Scan the records below. List lines holding "icon".

* BEGIN Dataset records *

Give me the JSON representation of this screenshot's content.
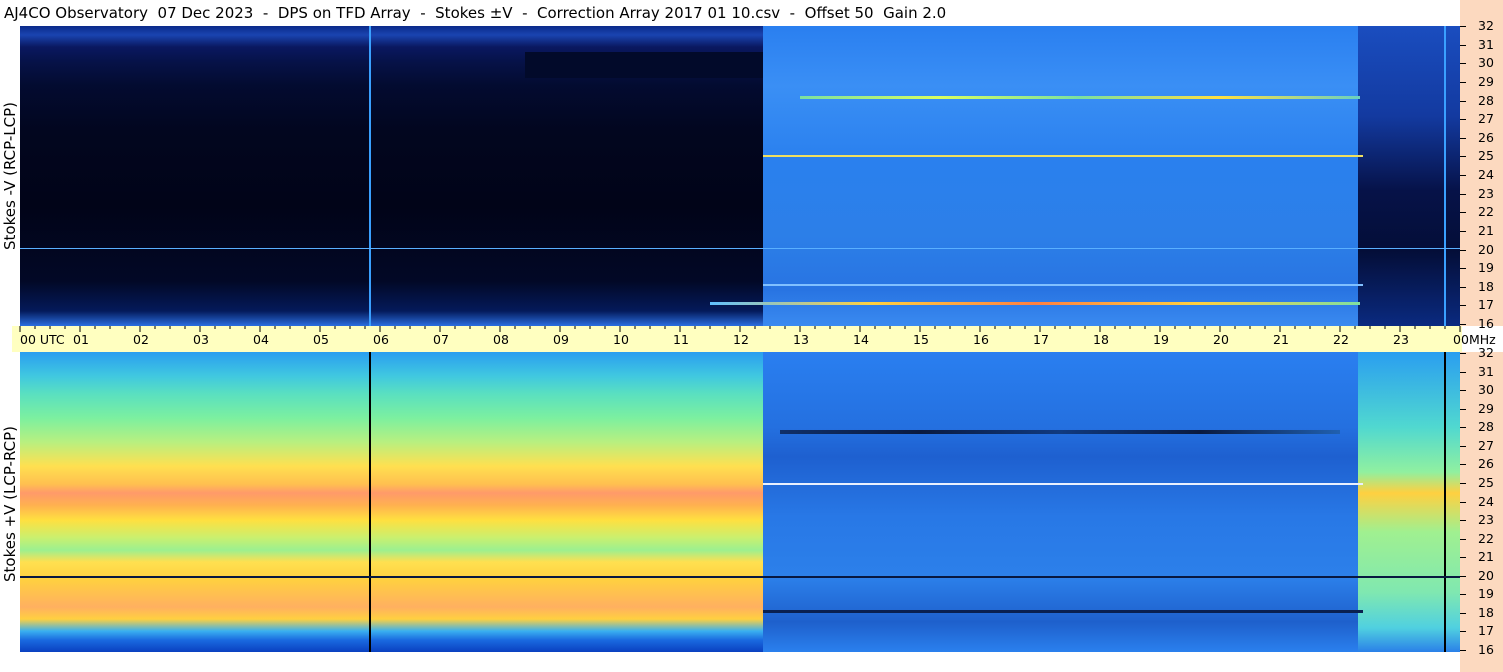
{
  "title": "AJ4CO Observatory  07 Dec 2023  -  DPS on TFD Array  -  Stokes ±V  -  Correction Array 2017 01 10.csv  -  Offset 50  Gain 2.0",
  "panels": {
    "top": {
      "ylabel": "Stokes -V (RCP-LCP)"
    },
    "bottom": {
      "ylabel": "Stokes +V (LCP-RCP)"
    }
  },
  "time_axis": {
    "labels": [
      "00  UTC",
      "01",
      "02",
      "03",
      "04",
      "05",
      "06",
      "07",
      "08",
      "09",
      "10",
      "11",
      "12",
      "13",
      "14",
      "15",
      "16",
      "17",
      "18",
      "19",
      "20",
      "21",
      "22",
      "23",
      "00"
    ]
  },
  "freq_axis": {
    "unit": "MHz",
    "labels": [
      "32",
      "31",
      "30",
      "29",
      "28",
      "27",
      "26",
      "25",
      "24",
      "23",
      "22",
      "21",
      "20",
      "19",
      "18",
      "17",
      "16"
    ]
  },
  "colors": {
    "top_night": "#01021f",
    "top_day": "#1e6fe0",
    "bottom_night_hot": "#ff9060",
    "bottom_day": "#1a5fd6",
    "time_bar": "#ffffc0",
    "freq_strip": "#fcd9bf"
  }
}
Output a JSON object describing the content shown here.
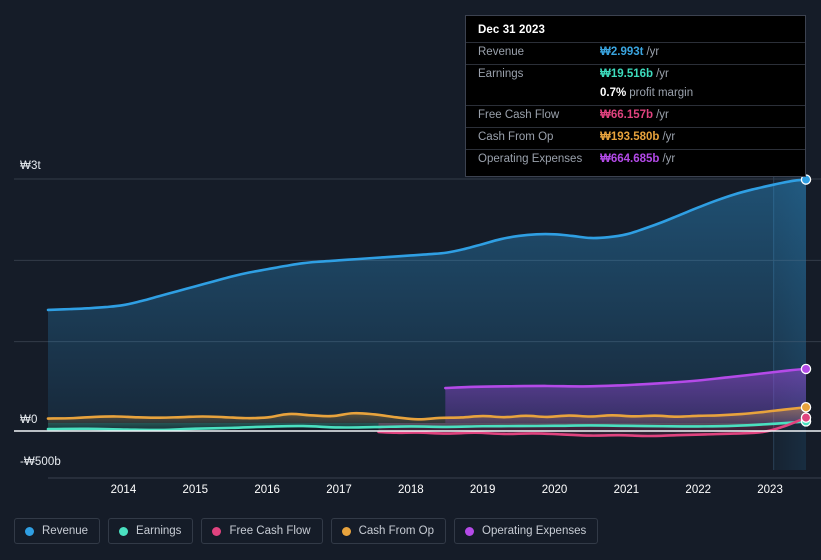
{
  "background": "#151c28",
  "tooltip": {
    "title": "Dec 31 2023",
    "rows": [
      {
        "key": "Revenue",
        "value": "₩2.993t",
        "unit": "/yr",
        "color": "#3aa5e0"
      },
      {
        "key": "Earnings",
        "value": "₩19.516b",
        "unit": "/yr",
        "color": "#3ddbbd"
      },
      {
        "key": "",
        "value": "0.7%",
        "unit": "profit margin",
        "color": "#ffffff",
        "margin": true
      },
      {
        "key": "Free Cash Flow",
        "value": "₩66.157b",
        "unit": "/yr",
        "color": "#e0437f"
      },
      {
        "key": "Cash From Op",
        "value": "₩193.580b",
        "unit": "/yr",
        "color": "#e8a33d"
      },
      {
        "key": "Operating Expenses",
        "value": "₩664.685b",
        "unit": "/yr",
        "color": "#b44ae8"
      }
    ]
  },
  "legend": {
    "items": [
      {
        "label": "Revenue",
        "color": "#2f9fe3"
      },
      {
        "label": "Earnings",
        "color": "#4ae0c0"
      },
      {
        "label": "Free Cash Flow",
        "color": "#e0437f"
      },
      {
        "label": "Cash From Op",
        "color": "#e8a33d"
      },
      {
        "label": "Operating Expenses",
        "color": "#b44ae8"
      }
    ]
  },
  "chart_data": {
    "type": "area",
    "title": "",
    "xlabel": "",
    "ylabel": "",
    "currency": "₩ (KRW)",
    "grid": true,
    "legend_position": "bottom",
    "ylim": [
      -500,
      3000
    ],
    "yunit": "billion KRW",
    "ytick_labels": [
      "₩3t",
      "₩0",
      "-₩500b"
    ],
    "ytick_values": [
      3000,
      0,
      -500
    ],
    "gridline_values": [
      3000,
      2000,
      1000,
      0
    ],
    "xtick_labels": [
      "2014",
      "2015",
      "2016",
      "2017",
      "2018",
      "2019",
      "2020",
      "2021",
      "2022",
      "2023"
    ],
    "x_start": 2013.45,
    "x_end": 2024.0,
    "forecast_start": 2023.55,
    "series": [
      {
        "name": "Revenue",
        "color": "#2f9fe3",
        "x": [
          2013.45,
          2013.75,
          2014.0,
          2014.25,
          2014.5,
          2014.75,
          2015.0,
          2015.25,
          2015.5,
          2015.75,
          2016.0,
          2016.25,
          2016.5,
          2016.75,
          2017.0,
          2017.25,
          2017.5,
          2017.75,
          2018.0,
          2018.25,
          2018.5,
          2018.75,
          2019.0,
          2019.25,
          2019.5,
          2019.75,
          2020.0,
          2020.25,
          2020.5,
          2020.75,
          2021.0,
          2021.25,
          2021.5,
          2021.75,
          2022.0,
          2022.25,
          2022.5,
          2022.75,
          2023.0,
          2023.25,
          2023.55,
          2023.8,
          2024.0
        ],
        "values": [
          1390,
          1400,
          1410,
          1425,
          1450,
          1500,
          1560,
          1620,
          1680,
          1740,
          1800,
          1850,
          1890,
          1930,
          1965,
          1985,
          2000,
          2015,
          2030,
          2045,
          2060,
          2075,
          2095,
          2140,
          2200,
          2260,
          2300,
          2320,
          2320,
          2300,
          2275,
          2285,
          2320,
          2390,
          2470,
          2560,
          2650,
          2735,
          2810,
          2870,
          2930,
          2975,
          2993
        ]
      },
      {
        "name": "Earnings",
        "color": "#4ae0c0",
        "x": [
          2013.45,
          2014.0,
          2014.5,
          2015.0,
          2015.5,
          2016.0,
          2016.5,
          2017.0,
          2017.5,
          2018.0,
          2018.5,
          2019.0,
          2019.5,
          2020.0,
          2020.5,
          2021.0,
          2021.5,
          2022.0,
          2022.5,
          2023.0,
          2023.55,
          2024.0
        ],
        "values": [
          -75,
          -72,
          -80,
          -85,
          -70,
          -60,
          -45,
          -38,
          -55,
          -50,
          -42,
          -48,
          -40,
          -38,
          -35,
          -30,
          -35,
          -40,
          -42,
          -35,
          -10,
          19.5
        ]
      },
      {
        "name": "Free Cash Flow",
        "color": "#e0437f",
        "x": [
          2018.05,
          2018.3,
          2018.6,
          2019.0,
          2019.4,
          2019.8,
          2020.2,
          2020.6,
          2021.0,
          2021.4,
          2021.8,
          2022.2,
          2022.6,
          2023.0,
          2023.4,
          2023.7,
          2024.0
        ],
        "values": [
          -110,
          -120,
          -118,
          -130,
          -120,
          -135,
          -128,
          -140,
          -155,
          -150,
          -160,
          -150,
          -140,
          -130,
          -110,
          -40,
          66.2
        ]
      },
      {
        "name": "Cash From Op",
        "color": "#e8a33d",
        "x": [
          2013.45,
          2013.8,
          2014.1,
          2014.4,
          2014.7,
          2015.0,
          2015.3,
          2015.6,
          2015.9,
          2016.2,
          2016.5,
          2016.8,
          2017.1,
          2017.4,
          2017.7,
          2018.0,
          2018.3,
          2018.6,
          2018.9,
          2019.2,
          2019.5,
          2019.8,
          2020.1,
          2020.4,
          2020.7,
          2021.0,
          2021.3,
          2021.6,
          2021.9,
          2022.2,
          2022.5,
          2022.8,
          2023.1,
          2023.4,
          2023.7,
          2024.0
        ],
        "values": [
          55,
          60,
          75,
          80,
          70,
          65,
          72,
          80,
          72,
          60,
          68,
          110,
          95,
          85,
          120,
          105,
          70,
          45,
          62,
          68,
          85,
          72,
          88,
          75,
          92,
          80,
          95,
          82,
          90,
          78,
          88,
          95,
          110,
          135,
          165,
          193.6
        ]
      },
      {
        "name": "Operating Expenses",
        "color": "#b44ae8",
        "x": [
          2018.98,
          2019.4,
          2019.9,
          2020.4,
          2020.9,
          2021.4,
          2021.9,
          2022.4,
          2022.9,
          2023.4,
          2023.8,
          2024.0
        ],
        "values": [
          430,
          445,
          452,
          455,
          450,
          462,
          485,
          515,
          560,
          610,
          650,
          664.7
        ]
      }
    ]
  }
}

* END Dataset records *
* BEGIN Dataset records *

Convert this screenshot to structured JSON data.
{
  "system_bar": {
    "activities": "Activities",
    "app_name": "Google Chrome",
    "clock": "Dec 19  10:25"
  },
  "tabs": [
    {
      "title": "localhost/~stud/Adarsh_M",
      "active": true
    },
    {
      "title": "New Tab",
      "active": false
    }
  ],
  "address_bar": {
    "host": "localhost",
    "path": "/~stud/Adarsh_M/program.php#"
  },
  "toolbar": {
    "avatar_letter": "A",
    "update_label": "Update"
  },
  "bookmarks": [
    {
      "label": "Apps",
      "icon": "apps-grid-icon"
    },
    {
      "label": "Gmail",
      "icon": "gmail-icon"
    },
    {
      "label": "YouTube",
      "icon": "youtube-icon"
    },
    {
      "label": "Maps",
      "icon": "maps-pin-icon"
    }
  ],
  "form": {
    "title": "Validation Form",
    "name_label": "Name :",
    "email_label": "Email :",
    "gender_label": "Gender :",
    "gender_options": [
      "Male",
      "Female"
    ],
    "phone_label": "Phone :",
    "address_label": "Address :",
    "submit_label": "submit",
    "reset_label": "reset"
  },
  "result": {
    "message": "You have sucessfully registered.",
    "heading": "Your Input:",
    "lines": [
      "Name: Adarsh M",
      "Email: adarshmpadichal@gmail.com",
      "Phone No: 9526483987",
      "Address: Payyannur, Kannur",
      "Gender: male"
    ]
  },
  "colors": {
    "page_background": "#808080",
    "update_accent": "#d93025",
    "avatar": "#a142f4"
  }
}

* END Dataset records *

### Exercise result
      "icon": "apps-grid-icon"
      "icon": "gmail-icon"
      "icon": "youtube-icon"
      "icon": "maps-pin-icon"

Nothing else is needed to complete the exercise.